* What is required
Extract all of the entries and set them down verbatim.

* Given entries
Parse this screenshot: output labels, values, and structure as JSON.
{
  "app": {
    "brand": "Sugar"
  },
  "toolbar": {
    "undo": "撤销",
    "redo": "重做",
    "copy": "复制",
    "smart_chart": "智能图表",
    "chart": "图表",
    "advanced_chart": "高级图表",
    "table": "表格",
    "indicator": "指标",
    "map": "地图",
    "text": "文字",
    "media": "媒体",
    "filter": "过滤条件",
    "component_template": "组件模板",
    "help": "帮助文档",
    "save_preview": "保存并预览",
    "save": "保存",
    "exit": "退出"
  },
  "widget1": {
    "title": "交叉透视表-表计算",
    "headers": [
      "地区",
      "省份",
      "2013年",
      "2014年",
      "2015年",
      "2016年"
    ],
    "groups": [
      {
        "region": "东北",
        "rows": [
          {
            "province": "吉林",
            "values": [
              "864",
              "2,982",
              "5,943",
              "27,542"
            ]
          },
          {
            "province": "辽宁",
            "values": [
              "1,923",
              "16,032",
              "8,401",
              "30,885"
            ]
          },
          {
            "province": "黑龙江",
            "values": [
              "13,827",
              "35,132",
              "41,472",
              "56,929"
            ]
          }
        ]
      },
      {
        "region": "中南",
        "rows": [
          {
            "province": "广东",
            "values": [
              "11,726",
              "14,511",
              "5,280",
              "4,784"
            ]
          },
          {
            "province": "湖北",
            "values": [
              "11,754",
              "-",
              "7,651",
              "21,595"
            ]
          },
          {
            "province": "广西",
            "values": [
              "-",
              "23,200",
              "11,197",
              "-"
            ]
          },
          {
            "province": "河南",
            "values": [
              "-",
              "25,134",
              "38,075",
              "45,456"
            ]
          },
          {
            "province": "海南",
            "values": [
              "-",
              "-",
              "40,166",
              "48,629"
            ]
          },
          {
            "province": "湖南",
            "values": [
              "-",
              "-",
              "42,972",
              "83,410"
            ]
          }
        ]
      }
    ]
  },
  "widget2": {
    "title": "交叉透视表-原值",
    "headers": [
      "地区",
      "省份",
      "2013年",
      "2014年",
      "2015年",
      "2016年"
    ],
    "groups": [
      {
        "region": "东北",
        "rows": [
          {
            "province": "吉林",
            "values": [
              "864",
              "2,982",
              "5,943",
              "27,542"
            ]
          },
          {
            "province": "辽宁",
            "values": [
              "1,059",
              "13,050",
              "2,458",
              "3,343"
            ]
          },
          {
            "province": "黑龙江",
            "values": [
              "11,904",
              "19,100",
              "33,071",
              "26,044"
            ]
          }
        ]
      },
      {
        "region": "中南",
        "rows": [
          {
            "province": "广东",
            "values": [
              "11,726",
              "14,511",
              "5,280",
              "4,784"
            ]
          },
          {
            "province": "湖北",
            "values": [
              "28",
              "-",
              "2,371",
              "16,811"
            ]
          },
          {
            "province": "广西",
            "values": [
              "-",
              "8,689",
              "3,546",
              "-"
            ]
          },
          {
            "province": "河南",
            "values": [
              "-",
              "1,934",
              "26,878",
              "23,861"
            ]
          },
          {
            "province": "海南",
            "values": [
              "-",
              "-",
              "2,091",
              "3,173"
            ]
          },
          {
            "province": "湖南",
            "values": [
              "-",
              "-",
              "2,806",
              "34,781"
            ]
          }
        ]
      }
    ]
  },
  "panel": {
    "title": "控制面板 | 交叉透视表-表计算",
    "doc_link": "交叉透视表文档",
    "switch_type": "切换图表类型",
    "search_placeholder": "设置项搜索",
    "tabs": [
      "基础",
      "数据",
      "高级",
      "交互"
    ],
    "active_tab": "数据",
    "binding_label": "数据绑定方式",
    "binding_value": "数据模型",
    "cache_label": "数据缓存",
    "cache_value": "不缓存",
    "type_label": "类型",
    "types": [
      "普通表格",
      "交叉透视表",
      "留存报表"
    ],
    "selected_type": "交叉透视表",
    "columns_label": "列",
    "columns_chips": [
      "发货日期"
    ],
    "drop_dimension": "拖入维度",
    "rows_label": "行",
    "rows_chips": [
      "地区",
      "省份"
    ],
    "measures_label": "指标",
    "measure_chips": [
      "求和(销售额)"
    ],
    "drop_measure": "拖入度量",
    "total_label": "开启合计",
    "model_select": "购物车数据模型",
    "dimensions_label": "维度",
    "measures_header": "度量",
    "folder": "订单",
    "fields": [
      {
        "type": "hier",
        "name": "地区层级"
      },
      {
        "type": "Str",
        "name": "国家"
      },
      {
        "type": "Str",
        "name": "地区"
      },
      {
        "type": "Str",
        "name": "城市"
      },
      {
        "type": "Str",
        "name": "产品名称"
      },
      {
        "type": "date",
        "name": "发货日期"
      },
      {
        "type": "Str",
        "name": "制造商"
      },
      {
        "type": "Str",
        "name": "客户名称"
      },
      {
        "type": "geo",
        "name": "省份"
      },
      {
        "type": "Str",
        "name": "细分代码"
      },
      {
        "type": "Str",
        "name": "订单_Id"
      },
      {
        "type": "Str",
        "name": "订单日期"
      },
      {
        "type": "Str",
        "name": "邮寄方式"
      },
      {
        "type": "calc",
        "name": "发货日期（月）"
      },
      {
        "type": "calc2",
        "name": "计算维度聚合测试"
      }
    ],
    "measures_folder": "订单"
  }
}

* Solution for this task
Parse this screenshot: output labels, values, and structure as JSON.
{
  "app": {
    "brand": "Sugar"
  },
  "toolbar": {
    "undo": "撤销",
    "redo": "重做",
    "copy": "复制",
    "smart_chart": "智能图表",
    "chart": "图表",
    "advanced_chart": "高级图表",
    "table": "表格",
    "indicator": "指标",
    "map": "地图",
    "text": "文字",
    "media": "媒体",
    "filter": "过滤条件",
    "component_template": "组件模板",
    "help": "帮助文档",
    "save_preview": "保存并预览",
    "save": "保存",
    "exit": "退出"
  },
  "widget1": {
    "title": "交叉透视表-表计算",
    "headers": [
      "地区",
      "省份",
      "2013年",
      "2014年",
      "2015年",
      "2016年"
    ],
    "groups": [
      {
        "region": "东北",
        "rows": [
          {
            "province": "吉林",
            "values": [
              "864",
              "2,982",
              "5,943",
              "27,542"
            ]
          },
          {
            "province": "辽宁",
            "values": [
              "1,923",
              "16,032",
              "8,401",
              "30,885"
            ]
          },
          {
            "province": "黑龙江",
            "values": [
              "13,827",
              "35,132",
              "41,472",
              "56,929"
            ]
          }
        ]
      },
      {
        "region": "中南",
        "rows": [
          {
            "province": "广东",
            "values": [
              "11,726",
              "14,511",
              "5,280",
              "4,784"
            ]
          },
          {
            "province": "湖北",
            "values": [
              "11,754",
              "-",
              "7,651",
              "21,595"
            ]
          },
          {
            "province": "广西",
            "values": [
              "-",
              "23,200",
              "11,197",
              "-"
            ]
          },
          {
            "province": "河南",
            "values": [
              "-",
              "25,134",
              "38,075",
              "45,456"
            ]
          },
          {
            "province": "海南",
            "values": [
              "-",
              "-",
              "40,166",
              "48,629"
            ]
          },
          {
            "province": "湖南",
            "values": [
              "-",
              "-",
              "42,972",
              "83,410"
            ]
          }
        ]
      }
    ]
  },
  "widget2": {
    "title": "交叉透视表-原值",
    "headers": [
      "地区",
      "省份",
      "2013年",
      "2014年",
      "2015年",
      "2016年"
    ],
    "groups": [
      {
        "region": "东北",
        "rows": [
          {
            "province": "吉林",
            "values": [
              "864",
              "2,982",
              "5,943",
              "27,542"
            ]
          },
          {
            "province": "辽宁",
            "values": [
              "1,059",
              "13,050",
              "2,458",
              "3,343"
            ]
          },
          {
            "province": "黑龙江",
            "values": [
              "11,904",
              "19,100",
              "33,071",
              "26,044"
            ]
          }
        ]
      },
      {
        "region": "中南",
        "rows": [
          {
            "province": "广东",
            "values": [
              "11,726",
              "14,511",
              "5,280",
              "4,784"
            ]
          },
          {
            "province": "湖北",
            "values": [
              "28",
              "-",
              "2,371",
              "16,811"
            ]
          },
          {
            "province": "广西",
            "values": [
              "-",
              "8,689",
              "3,546",
              "-"
            ]
          },
          {
            "province": "河南",
            "values": [
              "-",
              "1,934",
              "26,878",
              "23,861"
            ]
          },
          {
            "province": "海南",
            "values": [
              "-",
              "-",
              "2,091",
              "3,173"
            ]
          },
          {
            "province": "湖南",
            "values": [
              "-",
              "-",
              "2,806",
              "34,781"
            ]
          }
        ]
      }
    ]
  },
  "panel": {
    "title": "控制面板 | 交叉透视表-表计算",
    "doc_link": "交叉透视表文档",
    "switch_type": "切换图表类型",
    "search_placeholder": "设置项搜索",
    "tabs": [
      "基础",
      "数据",
      "高级",
      "交互"
    ],
    "active_tab": "数据",
    "binding_label": "数据绑定方式",
    "binding_value": "数据模型",
    "cache_label": "数据缓存",
    "cache_value": "不缓存",
    "type_label": "类型",
    "types": [
      "普通表格",
      "交叉透视表",
      "留存报表"
    ],
    "selected_type": "交叉透视表",
    "columns_label": "列",
    "columns_chips": [
      "发货日期"
    ],
    "drop_dimension": "拖入维度",
    "rows_label": "行",
    "rows_chips": [
      "地区",
      "省份"
    ],
    "measures_label": "指标",
    "measure_chips": [
      "求和(销售额)"
    ],
    "drop_measure": "拖入度量",
    "total_label": "开启合计",
    "model_select": "购物车数据模型",
    "dimensions_label": "维度",
    "measures_header": "度量",
    "folder": "订单",
    "fields": [
      {
        "type": "hier",
        "name": "地区层级"
      },
      {
        "type": "Str",
        "name": "国家"
      },
      {
        "type": "Str",
        "name": "地区"
      },
      {
        "type": "Str",
        "name": "城市"
      },
      {
        "type": "Str",
        "name": "产品名称"
      },
      {
        "type": "date",
        "name": "发货日期"
      },
      {
        "type": "Str",
        "name": "制造商"
      },
      {
        "type": "Str",
        "name": "客户名称"
      },
      {
        "type": "geo",
        "name": "省份"
      },
      {
        "type": "Str",
        "name": "细分代码"
      },
      {
        "type": "Str",
        "name": "订单_Id"
      },
      {
        "type": "Str",
        "name": "订单日期"
      },
      {
        "type": "Str",
        "name": "邮寄方式"
      },
      {
        "type": "calc",
        "name": "发货日期（月）"
      },
      {
        "type": "calc2",
        "name": "计算维度聚合测试"
      }
    ],
    "measures_folder": "订单"
  }
}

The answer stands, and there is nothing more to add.